## Data shown
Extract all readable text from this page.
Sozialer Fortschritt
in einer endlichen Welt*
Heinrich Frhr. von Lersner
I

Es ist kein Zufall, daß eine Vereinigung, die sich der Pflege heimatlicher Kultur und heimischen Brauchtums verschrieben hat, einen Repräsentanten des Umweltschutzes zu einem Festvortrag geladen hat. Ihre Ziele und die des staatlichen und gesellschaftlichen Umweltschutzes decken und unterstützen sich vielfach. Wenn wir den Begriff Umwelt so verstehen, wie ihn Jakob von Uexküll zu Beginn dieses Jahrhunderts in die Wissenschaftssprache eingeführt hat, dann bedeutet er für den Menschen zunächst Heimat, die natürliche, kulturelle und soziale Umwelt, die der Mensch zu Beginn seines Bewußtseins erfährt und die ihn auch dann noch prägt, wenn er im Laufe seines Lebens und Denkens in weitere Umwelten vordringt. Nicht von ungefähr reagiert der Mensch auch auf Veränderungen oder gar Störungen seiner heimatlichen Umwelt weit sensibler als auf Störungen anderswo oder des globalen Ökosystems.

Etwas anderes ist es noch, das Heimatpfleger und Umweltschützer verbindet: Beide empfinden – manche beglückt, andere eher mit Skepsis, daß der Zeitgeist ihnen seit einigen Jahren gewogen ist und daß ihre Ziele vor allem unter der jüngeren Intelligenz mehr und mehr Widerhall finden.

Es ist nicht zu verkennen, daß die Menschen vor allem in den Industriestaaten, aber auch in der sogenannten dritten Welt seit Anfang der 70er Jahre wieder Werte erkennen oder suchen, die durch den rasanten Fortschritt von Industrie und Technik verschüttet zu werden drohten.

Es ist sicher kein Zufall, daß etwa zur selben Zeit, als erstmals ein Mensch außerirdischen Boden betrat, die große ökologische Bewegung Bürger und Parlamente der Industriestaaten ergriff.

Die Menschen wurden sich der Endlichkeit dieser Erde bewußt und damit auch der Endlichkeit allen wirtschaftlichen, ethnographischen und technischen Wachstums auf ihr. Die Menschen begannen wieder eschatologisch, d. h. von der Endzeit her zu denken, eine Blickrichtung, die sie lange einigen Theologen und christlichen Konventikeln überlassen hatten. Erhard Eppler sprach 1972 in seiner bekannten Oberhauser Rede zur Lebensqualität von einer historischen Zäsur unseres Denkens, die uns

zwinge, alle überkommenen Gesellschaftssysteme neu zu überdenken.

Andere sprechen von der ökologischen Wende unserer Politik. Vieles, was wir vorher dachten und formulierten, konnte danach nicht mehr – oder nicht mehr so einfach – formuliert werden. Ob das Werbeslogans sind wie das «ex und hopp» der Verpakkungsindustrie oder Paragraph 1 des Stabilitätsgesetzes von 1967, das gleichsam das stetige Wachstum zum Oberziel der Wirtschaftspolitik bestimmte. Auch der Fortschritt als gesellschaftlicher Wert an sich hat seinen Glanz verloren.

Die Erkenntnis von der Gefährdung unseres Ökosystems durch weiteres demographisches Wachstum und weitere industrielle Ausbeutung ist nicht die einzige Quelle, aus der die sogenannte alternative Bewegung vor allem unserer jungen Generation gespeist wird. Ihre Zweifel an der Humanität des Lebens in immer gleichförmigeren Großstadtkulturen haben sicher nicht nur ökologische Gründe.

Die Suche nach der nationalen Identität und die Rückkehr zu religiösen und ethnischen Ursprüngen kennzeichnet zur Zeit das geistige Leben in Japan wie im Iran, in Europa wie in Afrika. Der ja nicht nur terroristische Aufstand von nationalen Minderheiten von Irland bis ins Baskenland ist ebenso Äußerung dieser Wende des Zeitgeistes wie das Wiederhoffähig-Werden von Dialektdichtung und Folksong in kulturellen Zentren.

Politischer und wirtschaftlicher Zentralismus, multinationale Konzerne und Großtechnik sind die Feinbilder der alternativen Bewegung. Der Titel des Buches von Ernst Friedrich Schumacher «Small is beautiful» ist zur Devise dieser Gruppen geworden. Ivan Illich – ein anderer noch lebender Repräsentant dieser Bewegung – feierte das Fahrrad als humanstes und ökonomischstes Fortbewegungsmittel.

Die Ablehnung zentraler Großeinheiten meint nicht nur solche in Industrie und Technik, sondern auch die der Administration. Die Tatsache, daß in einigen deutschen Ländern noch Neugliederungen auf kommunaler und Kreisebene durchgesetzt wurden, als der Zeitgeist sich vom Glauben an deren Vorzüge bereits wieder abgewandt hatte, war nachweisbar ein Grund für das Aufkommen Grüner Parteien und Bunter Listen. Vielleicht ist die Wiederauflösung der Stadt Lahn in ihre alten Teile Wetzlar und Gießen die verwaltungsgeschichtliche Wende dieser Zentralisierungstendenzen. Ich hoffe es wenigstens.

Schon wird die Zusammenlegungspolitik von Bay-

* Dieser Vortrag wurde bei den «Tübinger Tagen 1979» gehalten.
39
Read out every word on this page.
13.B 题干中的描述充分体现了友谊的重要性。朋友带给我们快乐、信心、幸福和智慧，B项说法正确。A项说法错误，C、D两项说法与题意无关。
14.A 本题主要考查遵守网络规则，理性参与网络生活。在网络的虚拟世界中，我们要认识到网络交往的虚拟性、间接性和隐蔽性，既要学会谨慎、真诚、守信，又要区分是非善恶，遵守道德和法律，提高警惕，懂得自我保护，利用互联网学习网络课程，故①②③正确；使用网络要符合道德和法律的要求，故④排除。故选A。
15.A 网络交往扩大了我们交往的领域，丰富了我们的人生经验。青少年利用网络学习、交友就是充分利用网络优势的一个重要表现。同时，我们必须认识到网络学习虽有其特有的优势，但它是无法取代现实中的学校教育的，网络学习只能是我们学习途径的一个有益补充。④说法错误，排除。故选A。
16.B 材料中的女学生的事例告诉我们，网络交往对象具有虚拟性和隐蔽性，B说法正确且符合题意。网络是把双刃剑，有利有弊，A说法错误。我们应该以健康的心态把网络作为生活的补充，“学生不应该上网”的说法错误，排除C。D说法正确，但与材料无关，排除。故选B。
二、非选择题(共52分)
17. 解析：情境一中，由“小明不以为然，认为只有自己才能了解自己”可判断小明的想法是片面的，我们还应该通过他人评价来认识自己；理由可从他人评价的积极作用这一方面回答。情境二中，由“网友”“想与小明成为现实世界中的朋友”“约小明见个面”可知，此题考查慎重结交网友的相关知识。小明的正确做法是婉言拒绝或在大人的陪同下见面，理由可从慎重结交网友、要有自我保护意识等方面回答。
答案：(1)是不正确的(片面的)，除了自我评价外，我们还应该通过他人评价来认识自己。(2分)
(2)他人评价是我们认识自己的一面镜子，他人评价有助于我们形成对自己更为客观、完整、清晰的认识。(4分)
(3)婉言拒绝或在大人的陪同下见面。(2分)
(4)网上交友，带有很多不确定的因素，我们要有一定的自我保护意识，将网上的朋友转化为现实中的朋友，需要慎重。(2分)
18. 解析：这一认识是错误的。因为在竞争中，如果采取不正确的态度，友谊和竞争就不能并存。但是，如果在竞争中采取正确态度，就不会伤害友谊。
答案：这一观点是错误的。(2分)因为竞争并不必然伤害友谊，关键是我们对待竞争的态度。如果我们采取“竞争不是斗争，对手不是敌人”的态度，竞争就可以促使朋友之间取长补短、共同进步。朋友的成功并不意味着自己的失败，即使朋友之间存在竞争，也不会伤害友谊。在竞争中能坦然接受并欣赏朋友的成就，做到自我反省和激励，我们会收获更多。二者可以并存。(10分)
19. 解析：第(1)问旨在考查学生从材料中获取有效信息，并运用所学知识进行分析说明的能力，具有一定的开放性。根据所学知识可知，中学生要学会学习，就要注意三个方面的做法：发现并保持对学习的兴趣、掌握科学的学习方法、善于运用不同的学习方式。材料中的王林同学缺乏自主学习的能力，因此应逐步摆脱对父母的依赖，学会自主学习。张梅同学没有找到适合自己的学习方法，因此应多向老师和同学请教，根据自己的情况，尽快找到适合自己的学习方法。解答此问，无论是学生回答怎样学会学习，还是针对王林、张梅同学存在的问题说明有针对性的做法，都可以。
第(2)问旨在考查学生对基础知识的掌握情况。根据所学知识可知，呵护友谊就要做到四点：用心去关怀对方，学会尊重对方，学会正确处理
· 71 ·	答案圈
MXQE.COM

## Exercise
Gather each line in the entries above where the string "page" is found.

## Output of the task
Extract all readable text from this page.
Read out every word on this page.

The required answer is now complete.